- [PROBLEM TO SOLVE]
Note how many lines include the word "activity", and give that number by itself.

[begin INFORMATION SHOWN]

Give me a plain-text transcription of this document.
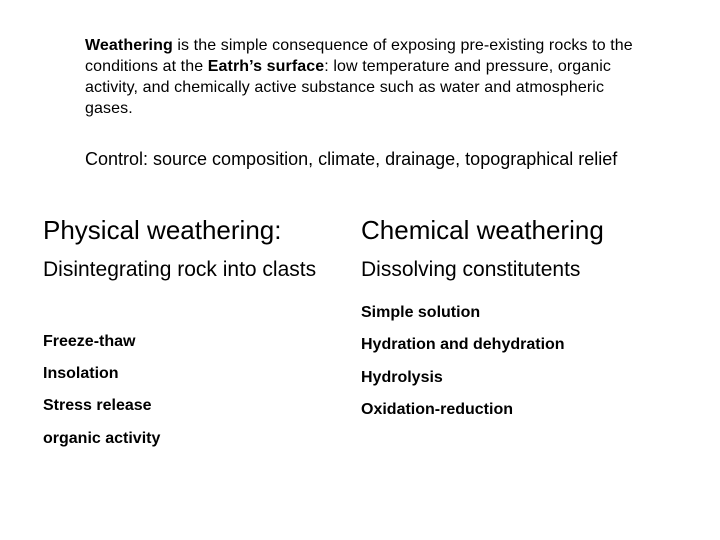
Weathering is the simple consequence of exposing pre-existing rocks to the conditions at the Eatrh’s surface: low temperature and pressure, organic activity, and chemically active substance such as water and atmospheric gases.
Control: source composition, climate, drainage, topographical relief
Physical weathering:
Disintegrating rock into clasts
Freeze-thaw
Insolation
Stress release
organic activity
Chemical weathering
Dissolving constitutents
Simple solution
Hydration and dehydration
Hydrolysis
Oxidation-reduction
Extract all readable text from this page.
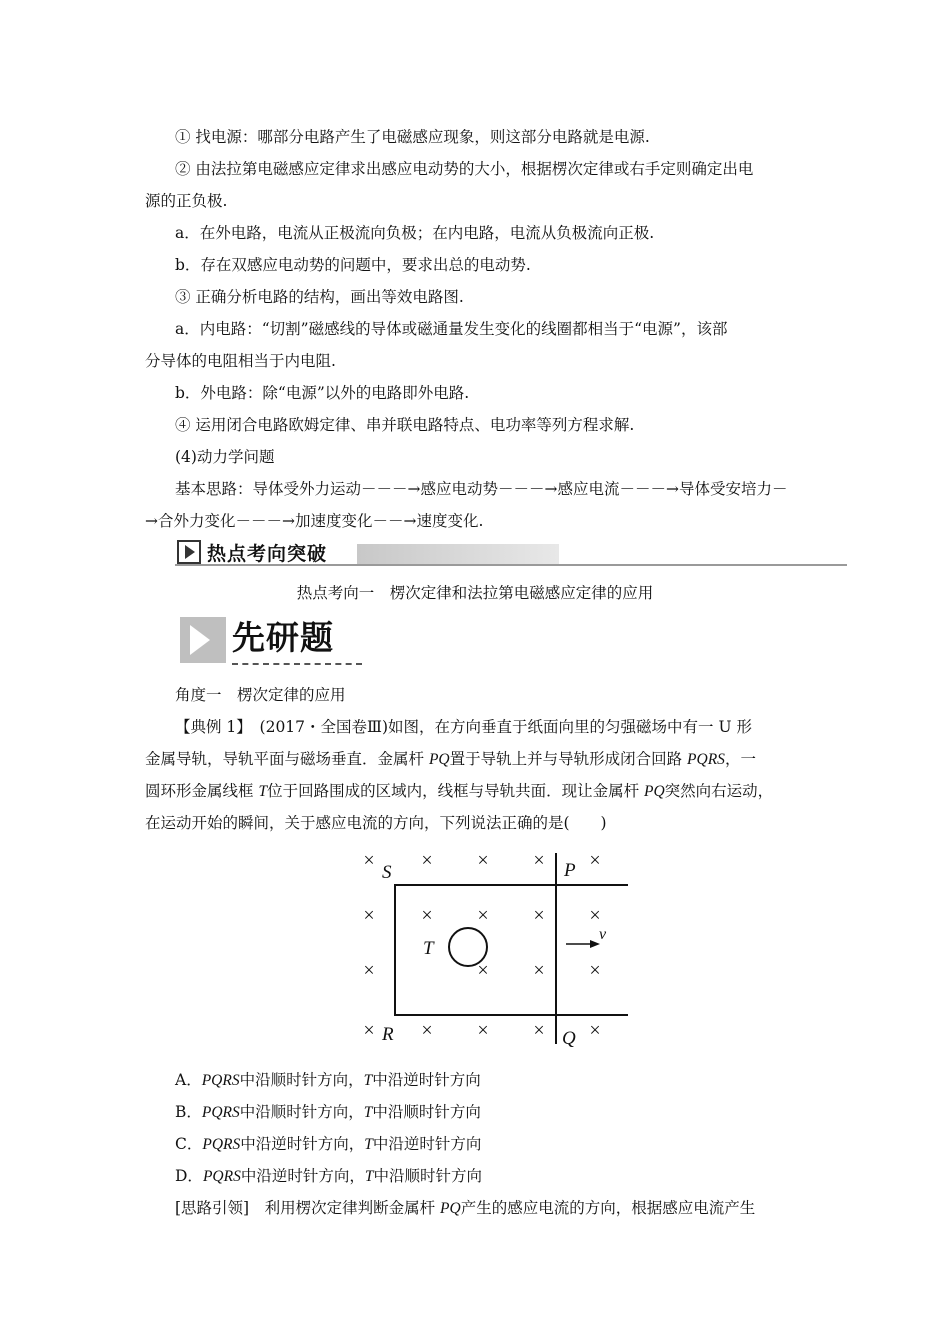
① 找电源：哪部分电路产生了电磁感应现象，则这部分电路就是电源.
② 由法拉第电磁感应定律求出感应电动势的大小，根据楞次定律或右手定则确定出电
源的正负极.
a．在外电路，电流从正极流向负极；在内电路，电流从负极流向正极.
b．存在双感应电动势的问题中，要求出总的电动势.
③ 正确分析电路的结构，画出等效电路图.
a．内电路：“切割”磁感线的导体或磁通量发生变化的线圈都相当于“电源”，该部
分导体的电阻相当于内电阻.
b．外电路：除“电源”以外的电路即外电路.
④ 运用闭合电路欧姆定律、串并联电路特点、电功率等列方程求解.
(4)动力学问题
基本思路：导体受外力运动－－－→感应电动势－－－→感应电流－－－→导体受安培力－
→合外力变化－－－→加速度变化－－→速度变化.
热点考向突破
热点考向一　楞次定律和法拉第电磁感应定律的应用
先研题
角度一　楞次定律的应用
【典例 1】　(2017・全国卷Ⅲ)如图，在方向垂直于纸面向里的匀强磁场中有一 U 形
金属导轨，导轨平面与磁场垂直．金属杆 PQ置于导轨上并与导轨形成闭合回路 PQRS，一
圆环形金属线框 T位于回路围成的区域内，线框与导轨共面．现让金属杆 PQ突然向右运动，
在运动开始的瞬间，关于感应电流的方向，下列说法正确的是(　　)
× × × × ×
× × × × ×
×	× × ×
× × × × ×
S	P
T
R	Q
v
A．PQRS中沿顺时针方向，T中沿逆时针方向
B．PQRS中沿顺时针方向，T中沿顺时针方向
C．PQRS中沿逆时针方向，T中沿逆时针方向
D．PQRS中沿逆时针方向，T中沿顺时针方向
[思路引领]　利用楞次定律判断金属杆 PQ产生的感应电流的方向，根据感应电流产生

[end INFORMATION SHOWN]

- [RESULT]
2